Problem details: Each line that holds the word "label" counts once. Give the total number of such lines and nothing else.

Data provided:
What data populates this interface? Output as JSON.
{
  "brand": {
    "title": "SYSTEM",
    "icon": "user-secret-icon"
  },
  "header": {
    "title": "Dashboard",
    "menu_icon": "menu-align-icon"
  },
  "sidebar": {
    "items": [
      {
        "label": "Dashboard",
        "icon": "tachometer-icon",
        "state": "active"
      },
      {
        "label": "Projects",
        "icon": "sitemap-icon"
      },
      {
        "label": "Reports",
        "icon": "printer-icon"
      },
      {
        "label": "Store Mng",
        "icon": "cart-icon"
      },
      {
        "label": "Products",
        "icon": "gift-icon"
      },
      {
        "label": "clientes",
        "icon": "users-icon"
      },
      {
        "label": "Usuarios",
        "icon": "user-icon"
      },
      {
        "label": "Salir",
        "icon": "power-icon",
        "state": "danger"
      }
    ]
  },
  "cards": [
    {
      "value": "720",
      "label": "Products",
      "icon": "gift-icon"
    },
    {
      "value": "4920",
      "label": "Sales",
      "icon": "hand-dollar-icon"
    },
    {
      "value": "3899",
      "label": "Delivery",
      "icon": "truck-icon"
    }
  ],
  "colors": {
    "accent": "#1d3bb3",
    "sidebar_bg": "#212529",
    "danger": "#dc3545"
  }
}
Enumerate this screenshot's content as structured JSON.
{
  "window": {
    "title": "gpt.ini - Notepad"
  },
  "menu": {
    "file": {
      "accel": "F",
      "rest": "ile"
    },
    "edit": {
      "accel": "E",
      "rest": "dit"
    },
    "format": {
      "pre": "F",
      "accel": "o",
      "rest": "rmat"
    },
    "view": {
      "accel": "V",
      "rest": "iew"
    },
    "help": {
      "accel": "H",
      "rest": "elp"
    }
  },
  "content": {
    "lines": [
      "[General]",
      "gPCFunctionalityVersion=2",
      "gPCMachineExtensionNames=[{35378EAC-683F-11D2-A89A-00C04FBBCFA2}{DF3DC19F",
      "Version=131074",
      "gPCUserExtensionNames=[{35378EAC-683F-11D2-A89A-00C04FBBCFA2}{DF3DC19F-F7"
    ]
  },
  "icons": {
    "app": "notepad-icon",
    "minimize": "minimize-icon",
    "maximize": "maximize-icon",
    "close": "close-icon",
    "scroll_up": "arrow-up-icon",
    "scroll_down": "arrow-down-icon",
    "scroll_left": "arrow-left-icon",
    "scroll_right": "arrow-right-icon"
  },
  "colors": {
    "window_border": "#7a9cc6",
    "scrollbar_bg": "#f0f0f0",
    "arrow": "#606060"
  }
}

Exercise result: 11